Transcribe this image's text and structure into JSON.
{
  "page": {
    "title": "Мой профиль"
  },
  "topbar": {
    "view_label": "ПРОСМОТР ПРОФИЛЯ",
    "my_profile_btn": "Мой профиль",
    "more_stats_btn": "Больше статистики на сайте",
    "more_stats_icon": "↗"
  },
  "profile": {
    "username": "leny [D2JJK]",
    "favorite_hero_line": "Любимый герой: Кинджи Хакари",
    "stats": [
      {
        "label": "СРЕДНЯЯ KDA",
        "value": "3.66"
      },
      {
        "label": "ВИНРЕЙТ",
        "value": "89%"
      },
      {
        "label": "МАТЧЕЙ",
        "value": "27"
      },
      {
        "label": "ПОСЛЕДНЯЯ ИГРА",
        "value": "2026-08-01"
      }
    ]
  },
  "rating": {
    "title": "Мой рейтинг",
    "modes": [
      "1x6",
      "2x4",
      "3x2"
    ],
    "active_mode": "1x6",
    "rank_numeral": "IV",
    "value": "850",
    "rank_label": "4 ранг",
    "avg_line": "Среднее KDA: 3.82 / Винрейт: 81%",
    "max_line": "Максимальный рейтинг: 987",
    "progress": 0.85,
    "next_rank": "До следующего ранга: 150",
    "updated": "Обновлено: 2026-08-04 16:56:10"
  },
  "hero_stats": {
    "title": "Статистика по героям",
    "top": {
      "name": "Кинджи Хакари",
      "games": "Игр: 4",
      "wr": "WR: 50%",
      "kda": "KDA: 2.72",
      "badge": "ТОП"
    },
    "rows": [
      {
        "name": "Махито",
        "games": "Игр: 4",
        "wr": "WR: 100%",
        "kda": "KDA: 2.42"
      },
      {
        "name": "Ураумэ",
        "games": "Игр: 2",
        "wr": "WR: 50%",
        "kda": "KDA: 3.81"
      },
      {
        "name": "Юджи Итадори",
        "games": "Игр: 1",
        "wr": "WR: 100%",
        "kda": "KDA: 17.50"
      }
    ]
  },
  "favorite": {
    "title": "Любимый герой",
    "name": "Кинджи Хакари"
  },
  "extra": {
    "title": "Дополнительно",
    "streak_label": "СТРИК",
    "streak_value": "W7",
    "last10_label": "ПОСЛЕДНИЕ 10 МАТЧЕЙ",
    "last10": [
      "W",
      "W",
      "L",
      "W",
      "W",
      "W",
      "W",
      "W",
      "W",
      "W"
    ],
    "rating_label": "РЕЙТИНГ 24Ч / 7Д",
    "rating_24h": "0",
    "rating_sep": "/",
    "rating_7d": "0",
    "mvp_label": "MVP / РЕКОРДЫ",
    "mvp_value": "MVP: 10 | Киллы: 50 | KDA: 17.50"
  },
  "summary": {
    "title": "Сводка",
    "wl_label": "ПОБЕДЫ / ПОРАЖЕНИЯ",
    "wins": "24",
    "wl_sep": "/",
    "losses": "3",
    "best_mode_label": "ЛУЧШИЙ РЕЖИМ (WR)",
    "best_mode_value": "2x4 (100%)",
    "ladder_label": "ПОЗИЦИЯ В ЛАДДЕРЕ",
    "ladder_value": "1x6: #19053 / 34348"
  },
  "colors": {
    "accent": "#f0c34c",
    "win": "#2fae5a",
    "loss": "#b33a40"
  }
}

··········

WORK TO DO —
Report how many lines of the preceding records include "профиль". Output the number only.

FINISHED TASK —
2